## WHAT IS ASKED
Transcribe the material in full. Nothing should differ except that the pictures are left out.

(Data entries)

--- BEGIN ---

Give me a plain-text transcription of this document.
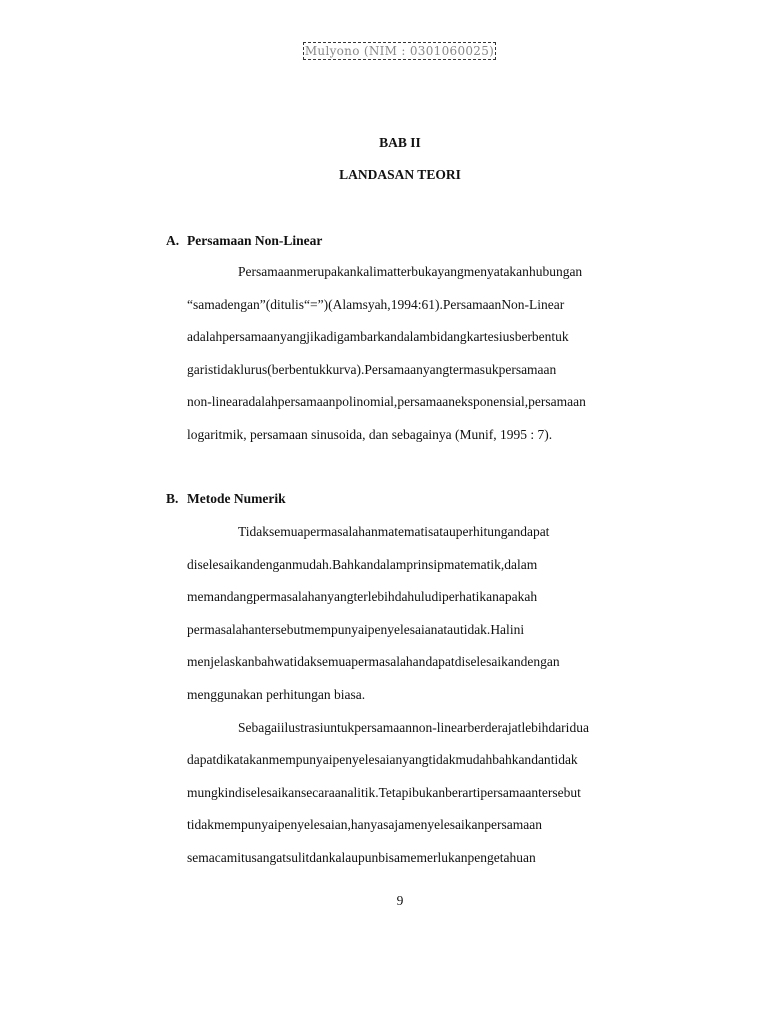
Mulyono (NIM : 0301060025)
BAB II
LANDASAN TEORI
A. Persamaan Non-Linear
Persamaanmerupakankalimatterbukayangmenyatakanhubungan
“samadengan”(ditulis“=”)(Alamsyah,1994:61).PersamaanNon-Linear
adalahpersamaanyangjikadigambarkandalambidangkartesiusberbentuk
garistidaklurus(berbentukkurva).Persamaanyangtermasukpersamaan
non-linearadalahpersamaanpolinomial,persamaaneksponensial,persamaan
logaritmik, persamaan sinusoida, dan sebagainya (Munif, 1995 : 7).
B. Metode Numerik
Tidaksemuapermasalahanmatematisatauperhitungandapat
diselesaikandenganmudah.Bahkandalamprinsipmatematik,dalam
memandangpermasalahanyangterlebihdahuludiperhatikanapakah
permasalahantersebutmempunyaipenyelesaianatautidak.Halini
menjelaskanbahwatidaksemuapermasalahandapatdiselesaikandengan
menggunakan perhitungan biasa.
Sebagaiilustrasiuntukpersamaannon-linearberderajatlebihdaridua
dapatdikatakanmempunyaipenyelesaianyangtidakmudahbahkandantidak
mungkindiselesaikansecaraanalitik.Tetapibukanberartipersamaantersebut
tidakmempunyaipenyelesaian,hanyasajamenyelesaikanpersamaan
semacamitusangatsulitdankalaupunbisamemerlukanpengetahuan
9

--- END ---

## EXERCISE RESULT
Give me a plain-text transcription of this document.
Mulyono (NIM : 0301060025)
BAB II
LANDASAN TEORI
A. Persamaan Non-Linear
Persamaanmerupakankalimatterbukayangmenyatakanhubungan
“samadengan”(ditulis“=”)(Alamsyah,1994:61).PersamaanNon-Linear
adalahpersamaanyangjikadigambarkandalambidangkartesiusberbentuk
garistidaklurus(berbentukkurva).Persamaanyangtermasukpersamaan
non-linearadalahpersamaanpolinomial,persamaaneksponensial,persamaan
logaritmik, persamaan sinusoida, dan sebagainya (Munif, 1995 : 7).
B. Metode Numerik
Tidaksemuapermasalahanmatematisatauperhitungandapat
diselesaikandenganmudah.Bahkandalamprinsipmatematik,dalam
memandangpermasalahanyangterlebihdahuludiperhatikanapakah
permasalahantersebutmempunyaipenyelesaianatautidak.Halini
menjelaskanbahwatidaksemuapermasalahandapatdiselesaikandengan
menggunakan perhitungan biasa.
Sebagaiilustrasiuntukpersamaannon-linearberderajatlebihdaridua
dapatdikatakanmempunyaipenyelesaianyangtidakmudahbahkandantidak
mungkindiselesaikansecaraanalitik.Tetapibukanberartipersamaantersebut
tidakmempunyaipenyelesaian,hanyasajamenyelesaikanpersamaan
semacamitusangatsulitdankalaupunbisamemerlukanpengetahuan
9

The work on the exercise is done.